WHAT IS ASKED: Extract the lines beginning at the one that holds "Read out every word on this page." and ending at the final line of the material below, keeping them exact and leaving out all pictures.

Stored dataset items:
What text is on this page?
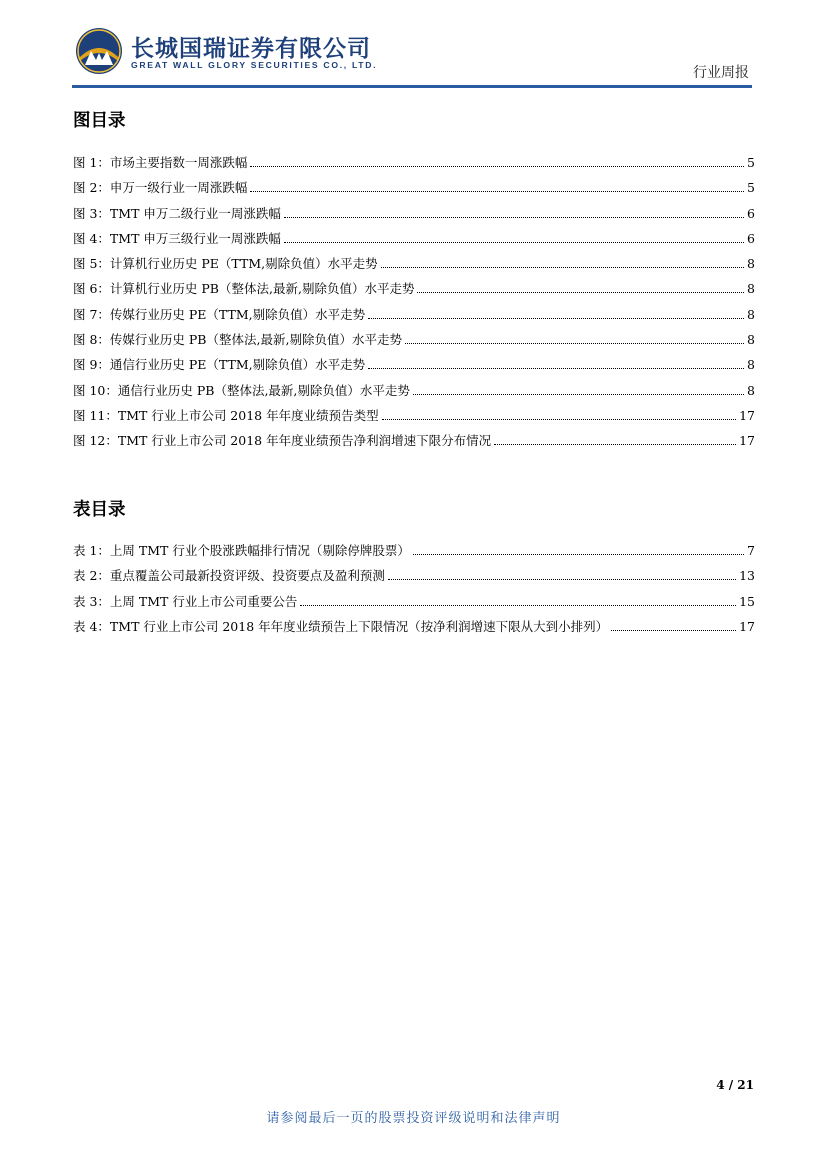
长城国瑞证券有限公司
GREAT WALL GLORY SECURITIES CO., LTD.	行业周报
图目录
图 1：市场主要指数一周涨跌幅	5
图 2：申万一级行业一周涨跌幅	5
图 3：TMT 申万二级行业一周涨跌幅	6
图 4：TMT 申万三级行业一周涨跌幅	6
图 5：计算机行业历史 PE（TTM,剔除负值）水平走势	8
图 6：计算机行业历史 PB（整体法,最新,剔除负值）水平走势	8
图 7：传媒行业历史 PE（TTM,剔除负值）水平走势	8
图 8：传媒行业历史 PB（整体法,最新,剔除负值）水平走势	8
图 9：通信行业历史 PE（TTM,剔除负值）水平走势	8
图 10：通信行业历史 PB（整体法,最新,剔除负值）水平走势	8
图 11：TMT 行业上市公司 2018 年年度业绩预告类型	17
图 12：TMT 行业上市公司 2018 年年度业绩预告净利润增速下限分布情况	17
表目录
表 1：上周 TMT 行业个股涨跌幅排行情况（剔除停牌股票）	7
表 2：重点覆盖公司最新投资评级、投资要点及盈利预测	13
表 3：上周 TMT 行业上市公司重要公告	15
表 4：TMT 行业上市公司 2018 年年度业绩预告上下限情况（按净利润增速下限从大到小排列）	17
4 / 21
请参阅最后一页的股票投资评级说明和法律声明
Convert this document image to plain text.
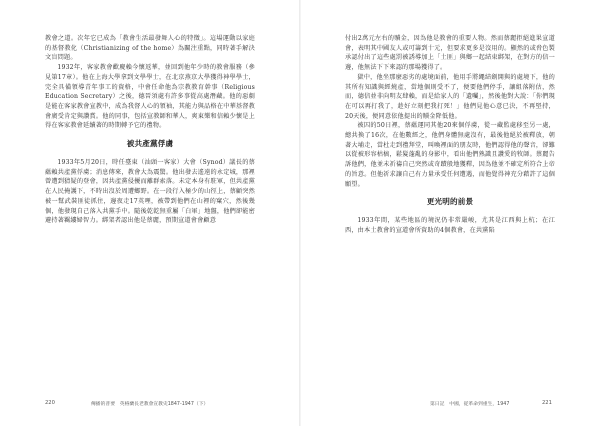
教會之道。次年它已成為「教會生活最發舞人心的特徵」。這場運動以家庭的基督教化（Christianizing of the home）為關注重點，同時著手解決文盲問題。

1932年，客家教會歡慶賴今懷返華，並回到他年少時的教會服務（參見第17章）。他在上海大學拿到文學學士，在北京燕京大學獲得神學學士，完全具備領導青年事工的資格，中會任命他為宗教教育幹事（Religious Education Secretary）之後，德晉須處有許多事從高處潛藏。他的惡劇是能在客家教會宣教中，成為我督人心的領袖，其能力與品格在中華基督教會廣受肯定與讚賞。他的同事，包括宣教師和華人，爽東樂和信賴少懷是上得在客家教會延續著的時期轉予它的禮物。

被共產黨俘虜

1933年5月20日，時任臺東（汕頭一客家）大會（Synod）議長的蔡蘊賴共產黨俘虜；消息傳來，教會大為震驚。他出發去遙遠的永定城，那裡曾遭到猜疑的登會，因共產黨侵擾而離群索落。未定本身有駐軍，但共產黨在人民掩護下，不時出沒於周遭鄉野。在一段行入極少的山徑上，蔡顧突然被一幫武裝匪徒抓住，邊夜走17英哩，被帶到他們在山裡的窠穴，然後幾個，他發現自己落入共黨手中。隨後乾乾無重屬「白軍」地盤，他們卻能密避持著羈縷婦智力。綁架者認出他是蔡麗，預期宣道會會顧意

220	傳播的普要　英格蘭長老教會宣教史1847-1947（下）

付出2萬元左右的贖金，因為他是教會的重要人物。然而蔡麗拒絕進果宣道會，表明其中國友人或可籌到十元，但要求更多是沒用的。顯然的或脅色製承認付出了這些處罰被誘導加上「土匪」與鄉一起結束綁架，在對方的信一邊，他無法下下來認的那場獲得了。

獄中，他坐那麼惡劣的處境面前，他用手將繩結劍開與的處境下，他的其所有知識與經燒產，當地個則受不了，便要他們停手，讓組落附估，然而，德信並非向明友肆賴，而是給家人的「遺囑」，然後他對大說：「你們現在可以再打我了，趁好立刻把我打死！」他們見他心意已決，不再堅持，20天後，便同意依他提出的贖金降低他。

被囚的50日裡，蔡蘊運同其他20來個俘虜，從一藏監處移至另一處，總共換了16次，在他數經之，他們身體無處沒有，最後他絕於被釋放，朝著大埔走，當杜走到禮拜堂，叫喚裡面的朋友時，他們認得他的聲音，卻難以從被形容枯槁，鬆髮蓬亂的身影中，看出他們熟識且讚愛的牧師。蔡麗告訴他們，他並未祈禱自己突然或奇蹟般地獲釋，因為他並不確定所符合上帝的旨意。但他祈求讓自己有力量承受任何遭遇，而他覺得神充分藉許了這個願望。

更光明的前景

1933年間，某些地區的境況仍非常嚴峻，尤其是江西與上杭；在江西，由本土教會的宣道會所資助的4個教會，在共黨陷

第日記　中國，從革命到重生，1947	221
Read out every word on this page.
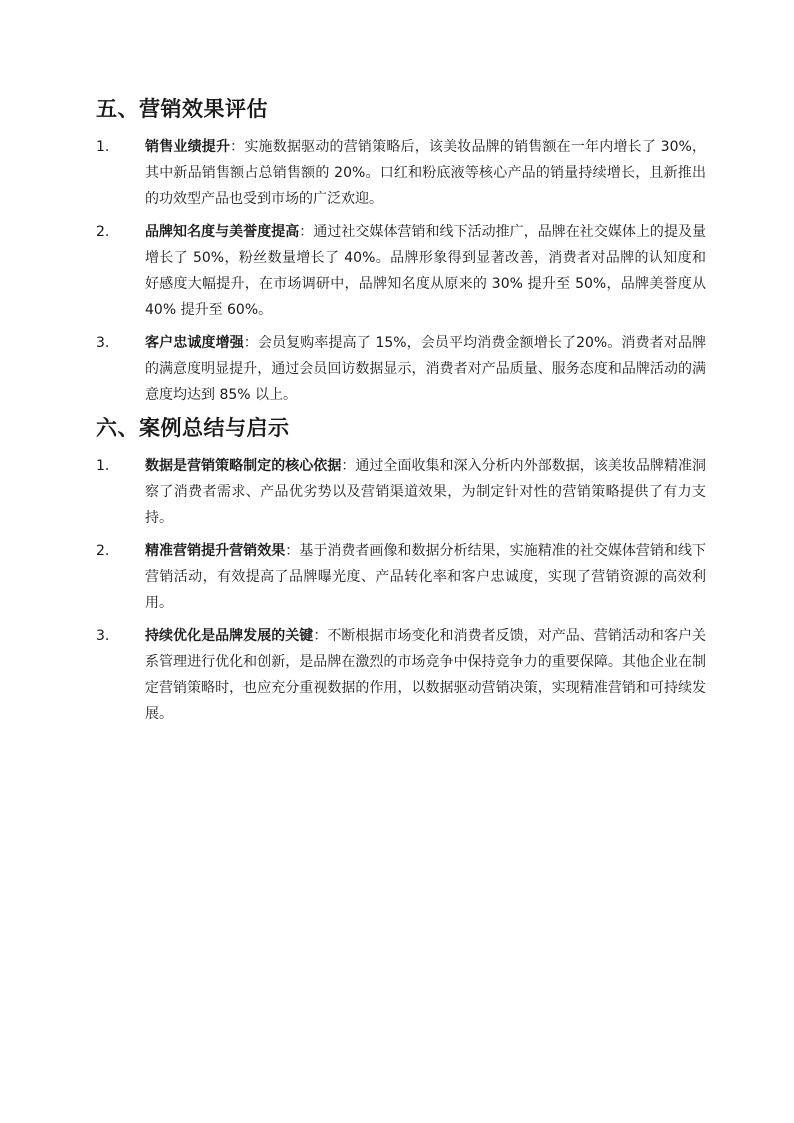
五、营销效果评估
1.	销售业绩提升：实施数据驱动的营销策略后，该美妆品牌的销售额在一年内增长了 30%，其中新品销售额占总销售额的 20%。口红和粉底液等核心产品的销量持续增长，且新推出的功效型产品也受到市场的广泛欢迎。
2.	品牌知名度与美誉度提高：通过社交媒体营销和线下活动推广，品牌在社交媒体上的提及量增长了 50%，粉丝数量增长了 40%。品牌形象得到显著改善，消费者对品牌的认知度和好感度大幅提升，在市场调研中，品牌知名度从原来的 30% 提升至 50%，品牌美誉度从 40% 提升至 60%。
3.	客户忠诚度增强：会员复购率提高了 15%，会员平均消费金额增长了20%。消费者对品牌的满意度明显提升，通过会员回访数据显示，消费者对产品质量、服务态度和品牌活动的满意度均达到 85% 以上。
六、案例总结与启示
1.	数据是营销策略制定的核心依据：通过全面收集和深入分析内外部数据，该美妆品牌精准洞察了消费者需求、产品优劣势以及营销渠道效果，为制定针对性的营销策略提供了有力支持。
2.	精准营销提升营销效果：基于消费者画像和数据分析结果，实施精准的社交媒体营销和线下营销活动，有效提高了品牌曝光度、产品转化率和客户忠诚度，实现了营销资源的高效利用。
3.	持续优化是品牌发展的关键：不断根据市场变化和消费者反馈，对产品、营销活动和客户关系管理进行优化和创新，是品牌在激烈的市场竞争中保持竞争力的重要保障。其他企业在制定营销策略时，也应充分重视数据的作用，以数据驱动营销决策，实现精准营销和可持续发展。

SOLVED EXERCISE:
Read out every word on this page.
五、营销效果评估
1.	销售业绩提升：实施数据驱动的营销策略后，该美妆品牌的销售额在一年内增长了 30%，其中新品销售额占总销售额的 20%。口红和粉底液等核心产品的销量持续增长，且新推出的功效型产品也受到市场的广泛欢迎。
2.	品牌知名度与美誉度提高：通过社交媒体营销和线下活动推广，品牌在社交媒体上的提及量增长了 50%，粉丝数量增长了 40%。品牌形象得到显著改善，消费者对品牌的认知度和好感度大幅提升，在市场调研中，品牌知名度从原来的 30% 提升至 50%，品牌美誉度从 40% 提升至 60%。
3.	客户忠诚度增强：会员复购率提高了 15%，会员平均消费金额增长了20%。消费者对品牌的满意度明显提升，通过会员回访数据显示，消费者对产品质量、服务态度和品牌活动的满意度均达到 85% 以上。
六、案例总结与启示
1.	数据是营销策略制定的核心依据：通过全面收集和深入分析内外部数据，该美妆品牌精准洞察了消费者需求、产品优劣势以及营销渠道效果，为制定针对性的营销策略提供了有力支持。
2.	精准营销提升营销效果：基于消费者画像和数据分析结果，实施精准的社交媒体营销和线下营销活动，有效提高了品牌曝光度、产品转化率和客户忠诚度，实现了营销资源的高效利用。
3.	持续优化是品牌发展的关键：不断根据市场变化和消费者反馈，对产品、营销活动和客户关系管理进行优化和创新，是品牌在激烈的市场竞争中保持竞争力的重要保障。其他企业在制定营销策略时，也应充分重视数据的作用，以数据驱动营销决策，实现精准营销和可持续发展。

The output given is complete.